| Given problem |
Below are records; work out how many of their lines contain "округов" and give only that number.
— START —
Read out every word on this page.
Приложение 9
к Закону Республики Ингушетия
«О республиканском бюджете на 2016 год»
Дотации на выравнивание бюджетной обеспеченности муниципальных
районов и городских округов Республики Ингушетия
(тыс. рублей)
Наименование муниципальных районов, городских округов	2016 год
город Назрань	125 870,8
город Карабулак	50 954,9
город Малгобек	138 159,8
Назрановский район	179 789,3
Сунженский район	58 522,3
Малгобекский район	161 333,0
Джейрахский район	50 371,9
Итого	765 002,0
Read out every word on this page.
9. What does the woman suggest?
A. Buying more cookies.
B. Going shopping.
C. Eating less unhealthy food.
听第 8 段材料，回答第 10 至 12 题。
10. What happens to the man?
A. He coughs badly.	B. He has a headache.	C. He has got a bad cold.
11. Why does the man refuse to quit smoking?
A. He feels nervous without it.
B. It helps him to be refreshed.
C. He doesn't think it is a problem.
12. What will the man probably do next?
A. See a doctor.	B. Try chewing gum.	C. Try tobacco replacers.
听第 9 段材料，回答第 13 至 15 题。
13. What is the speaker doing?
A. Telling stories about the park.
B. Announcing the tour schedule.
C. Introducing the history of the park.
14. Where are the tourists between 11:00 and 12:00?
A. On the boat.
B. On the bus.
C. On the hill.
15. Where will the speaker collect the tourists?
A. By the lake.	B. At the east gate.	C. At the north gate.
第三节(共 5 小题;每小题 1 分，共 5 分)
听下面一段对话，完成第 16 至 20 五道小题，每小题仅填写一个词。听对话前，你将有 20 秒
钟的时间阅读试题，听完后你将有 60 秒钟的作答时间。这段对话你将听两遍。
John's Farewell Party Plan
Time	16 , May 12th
— END —
| Written response |
2